> _Stated problem_
Set down the material below word for word, excluding the pictures.
>> Begin
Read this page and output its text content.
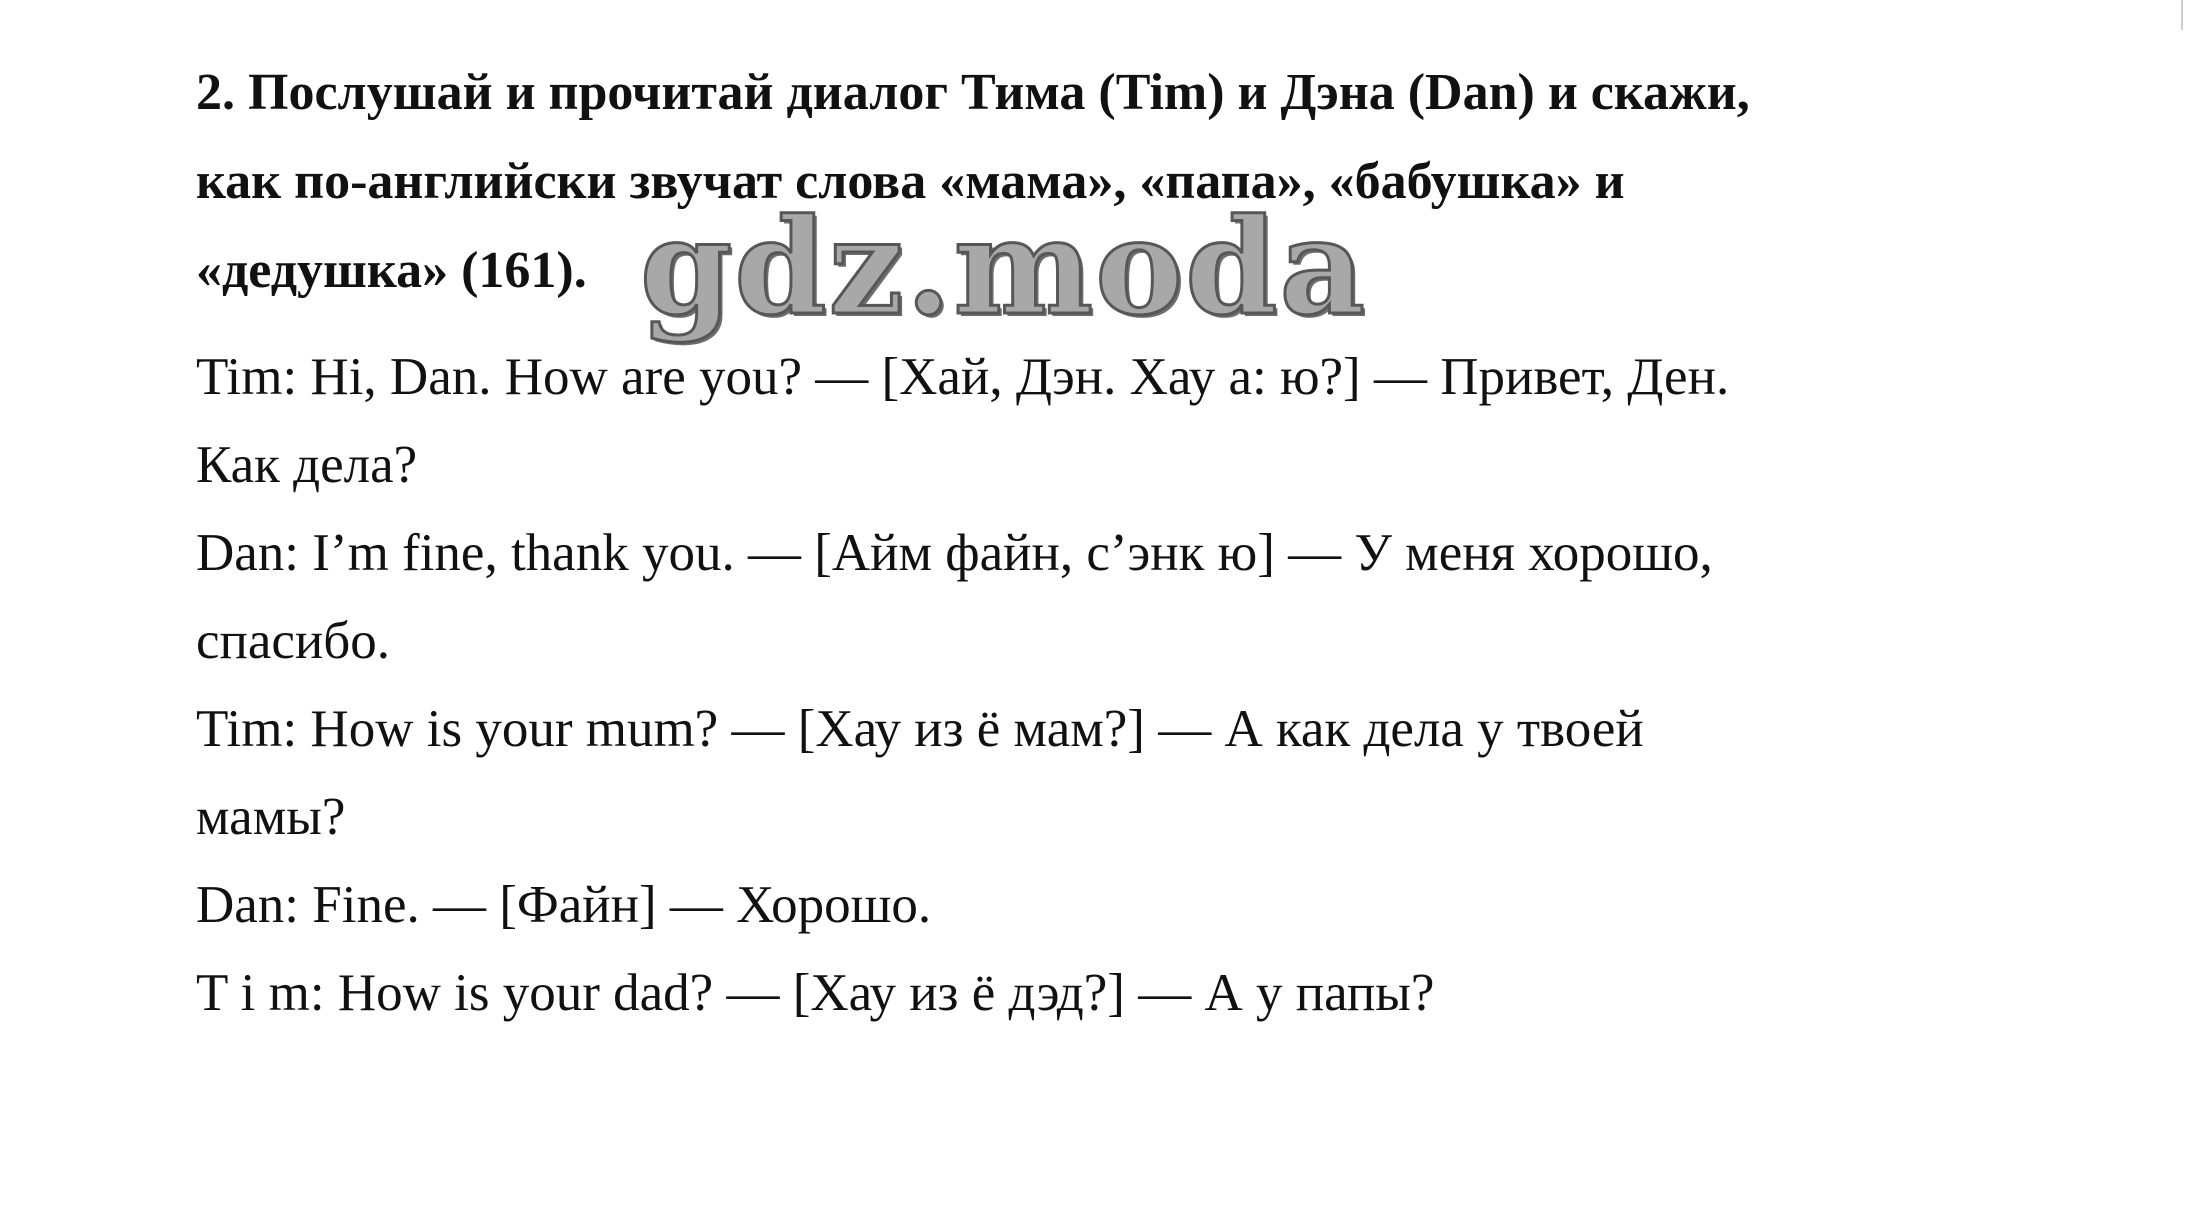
2. Послушай и прочитай диалог Тима (Tim) и Дэна (Dan) и скажи,
как по-английски звучат слова «мама», «папа», «бабушка» и
«дедушка» (161).
Tim: Hi, Dan. How are you? — [Хай, Дэн. Хау а: ю?] — Привет, Ден.
Как дела?
Dan: I’m fine, thank you. — [Айм файн, с’энк ю] — У меня хорошо,
спасибо.
Tim: How is your mum? — [Хау из ё мам?] — А как дела у твоей
мамы?
Dan: Fine. — [Файн] — Хорошо.
T i m: How is your dad? — [Хау из ё дэд?] — А у папы?
gdz.moda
>> End
> _Answer to the problem_
Read this page and output its text content.
2. Послушай и прочитай диалог Тима (Tim) и Дэна (Dan) и скажи,
как по-английски звучат слова «мама», «папа», «бабушка» и
«дедушка» (161).
Tim: Hi, Dan. How are you? — [Хай, Дэн. Хау а: ю?] — Привет, Ден.
Как дела?
Dan: I’m fine, thank you. — [Айм файн, с’энк ю] — У меня хорошо,
спасибо.
Tim: How is your mum? — [Хау из ё мам?] — А как дела у твоей
мамы?
Dan: Fine. — [Файн] — Хорошо.
T i m: How is your dad? — [Хау из ё дэд?] — А у папы?
gdz.moda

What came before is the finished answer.